Your objective -> What is the number of lines in the data that hold the string "обеспечения"? Reply with that number only.

---+---

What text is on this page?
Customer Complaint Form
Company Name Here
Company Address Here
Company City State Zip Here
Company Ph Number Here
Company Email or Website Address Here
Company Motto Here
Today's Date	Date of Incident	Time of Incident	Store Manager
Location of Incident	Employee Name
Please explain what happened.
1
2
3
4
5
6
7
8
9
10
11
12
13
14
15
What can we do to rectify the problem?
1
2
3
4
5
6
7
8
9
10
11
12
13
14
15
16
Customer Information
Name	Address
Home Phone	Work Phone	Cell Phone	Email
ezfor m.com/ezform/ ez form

---+---

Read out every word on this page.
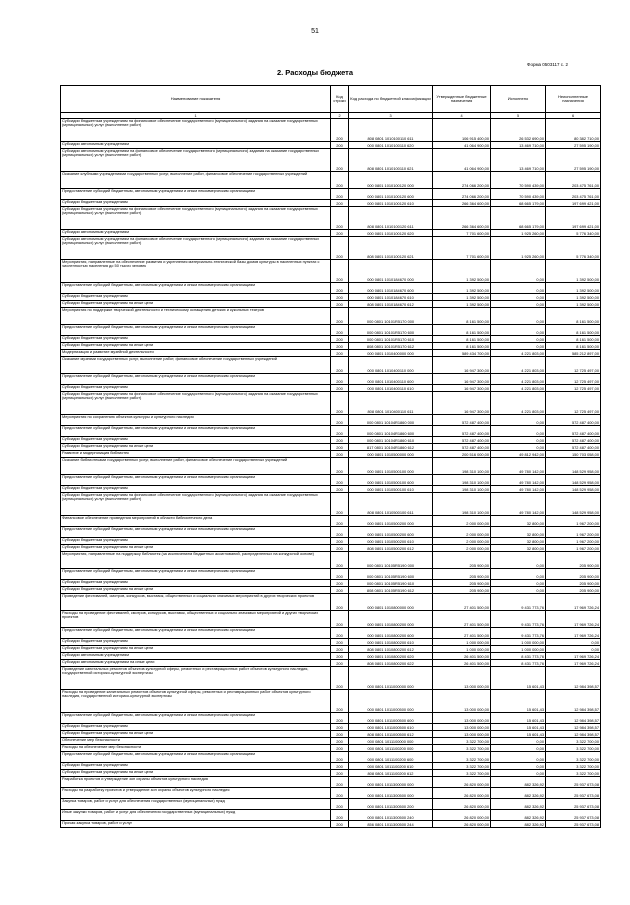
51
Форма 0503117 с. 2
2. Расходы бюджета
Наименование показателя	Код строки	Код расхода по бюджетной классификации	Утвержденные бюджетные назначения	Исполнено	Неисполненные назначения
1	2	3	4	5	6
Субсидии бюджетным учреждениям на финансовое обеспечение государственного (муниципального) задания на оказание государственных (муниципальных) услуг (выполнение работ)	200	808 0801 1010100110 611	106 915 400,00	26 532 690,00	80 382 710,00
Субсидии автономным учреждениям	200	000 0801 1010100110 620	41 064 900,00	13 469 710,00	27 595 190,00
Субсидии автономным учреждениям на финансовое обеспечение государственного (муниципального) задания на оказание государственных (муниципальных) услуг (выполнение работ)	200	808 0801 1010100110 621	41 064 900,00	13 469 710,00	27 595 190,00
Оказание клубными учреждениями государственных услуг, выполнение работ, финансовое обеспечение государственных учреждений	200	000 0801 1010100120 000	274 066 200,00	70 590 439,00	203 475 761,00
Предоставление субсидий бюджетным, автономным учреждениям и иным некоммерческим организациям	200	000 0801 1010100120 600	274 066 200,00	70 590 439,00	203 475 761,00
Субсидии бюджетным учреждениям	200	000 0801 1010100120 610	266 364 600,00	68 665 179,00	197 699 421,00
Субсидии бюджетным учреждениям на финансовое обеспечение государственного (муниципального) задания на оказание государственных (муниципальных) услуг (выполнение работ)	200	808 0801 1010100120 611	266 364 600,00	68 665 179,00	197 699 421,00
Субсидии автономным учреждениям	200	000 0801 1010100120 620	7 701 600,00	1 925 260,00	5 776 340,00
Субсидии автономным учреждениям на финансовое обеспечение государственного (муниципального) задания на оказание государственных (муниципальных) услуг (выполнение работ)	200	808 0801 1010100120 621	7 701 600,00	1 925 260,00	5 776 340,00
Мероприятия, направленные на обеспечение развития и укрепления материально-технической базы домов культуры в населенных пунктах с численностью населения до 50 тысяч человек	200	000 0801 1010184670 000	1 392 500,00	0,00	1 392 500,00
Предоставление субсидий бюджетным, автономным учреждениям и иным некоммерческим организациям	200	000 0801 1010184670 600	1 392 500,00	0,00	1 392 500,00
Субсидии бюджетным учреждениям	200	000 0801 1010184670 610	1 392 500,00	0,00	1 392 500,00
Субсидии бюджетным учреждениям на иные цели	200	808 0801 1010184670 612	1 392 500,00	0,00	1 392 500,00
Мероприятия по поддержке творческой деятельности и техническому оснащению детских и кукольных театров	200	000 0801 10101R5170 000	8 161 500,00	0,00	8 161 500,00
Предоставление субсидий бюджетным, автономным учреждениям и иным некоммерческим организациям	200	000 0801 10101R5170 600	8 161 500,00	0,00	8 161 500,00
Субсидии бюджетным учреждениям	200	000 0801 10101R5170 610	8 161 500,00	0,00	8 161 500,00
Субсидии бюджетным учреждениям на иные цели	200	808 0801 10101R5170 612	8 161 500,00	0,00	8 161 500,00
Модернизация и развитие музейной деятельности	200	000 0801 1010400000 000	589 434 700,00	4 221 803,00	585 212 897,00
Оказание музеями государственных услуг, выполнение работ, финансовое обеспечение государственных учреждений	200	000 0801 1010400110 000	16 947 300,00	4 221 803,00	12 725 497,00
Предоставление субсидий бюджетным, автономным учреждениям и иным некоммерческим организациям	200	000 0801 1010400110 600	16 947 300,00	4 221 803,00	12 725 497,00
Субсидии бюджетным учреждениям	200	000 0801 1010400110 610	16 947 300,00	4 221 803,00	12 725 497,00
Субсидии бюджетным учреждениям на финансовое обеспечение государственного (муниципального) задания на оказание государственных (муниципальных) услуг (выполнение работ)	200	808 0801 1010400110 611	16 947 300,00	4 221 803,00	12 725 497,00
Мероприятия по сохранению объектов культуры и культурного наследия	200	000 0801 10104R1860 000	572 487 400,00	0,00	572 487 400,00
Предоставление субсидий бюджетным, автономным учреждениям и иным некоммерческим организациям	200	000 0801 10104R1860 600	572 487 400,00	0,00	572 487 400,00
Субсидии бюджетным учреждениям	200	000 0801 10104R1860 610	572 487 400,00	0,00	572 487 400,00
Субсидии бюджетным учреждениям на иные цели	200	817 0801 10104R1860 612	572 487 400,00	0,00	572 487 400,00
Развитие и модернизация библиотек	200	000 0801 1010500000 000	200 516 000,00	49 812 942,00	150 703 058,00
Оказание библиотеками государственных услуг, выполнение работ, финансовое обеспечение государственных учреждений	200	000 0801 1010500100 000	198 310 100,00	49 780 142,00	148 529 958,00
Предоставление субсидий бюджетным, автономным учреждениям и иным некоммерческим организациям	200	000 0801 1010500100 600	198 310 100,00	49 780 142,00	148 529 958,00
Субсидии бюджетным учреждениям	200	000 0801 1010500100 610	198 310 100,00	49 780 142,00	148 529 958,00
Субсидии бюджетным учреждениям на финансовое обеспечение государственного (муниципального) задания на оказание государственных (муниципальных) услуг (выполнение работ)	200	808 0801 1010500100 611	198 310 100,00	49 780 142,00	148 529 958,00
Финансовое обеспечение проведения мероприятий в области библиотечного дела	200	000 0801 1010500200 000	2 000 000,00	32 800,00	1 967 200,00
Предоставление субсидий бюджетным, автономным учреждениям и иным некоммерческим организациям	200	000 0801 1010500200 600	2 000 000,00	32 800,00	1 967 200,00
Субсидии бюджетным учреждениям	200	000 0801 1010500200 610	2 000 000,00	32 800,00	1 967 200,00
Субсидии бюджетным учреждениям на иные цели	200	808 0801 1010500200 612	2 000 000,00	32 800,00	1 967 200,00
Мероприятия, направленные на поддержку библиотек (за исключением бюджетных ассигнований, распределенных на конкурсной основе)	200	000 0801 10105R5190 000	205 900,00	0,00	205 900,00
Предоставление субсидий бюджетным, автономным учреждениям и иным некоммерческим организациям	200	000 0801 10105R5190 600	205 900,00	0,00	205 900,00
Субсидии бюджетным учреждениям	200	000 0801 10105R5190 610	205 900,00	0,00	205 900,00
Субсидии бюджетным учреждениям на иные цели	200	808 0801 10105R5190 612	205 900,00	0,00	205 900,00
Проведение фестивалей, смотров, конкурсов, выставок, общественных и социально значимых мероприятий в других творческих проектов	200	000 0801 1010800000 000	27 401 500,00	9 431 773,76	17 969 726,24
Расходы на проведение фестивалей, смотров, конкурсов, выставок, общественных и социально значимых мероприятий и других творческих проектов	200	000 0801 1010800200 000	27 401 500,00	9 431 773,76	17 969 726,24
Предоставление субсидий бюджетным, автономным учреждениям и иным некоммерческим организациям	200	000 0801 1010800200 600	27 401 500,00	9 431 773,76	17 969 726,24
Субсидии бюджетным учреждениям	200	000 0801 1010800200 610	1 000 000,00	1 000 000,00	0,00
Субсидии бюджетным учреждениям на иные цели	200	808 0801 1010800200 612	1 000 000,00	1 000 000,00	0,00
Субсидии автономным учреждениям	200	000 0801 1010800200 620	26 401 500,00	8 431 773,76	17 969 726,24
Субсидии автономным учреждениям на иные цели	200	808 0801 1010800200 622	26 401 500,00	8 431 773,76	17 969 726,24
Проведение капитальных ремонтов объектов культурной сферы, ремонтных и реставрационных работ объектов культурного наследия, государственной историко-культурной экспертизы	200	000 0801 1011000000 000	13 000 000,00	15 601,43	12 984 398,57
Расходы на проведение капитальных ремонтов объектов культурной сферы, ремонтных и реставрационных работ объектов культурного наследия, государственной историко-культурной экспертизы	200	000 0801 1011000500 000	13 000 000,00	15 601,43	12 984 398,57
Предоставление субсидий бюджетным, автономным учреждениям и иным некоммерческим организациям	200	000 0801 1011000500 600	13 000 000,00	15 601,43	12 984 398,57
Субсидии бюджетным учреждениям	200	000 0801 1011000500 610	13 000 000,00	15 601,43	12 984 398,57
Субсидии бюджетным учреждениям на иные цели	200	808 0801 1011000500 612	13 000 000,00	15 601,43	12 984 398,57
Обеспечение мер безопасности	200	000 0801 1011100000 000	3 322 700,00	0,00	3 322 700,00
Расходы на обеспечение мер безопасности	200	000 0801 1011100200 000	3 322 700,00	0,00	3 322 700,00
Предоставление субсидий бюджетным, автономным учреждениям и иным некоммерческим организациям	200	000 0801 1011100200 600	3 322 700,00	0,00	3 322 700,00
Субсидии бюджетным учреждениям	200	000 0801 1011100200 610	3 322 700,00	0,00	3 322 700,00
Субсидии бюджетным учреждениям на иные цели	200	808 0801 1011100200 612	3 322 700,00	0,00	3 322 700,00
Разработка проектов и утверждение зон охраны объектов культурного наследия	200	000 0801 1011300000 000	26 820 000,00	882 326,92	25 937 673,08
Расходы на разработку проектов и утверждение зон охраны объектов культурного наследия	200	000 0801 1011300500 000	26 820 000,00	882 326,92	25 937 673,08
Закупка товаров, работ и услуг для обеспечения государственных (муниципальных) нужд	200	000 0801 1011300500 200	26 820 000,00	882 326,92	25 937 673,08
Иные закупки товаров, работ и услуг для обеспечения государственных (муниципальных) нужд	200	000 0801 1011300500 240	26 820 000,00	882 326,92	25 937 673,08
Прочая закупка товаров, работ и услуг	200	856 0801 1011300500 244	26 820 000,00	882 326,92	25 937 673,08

---+---

Answer in full -> 2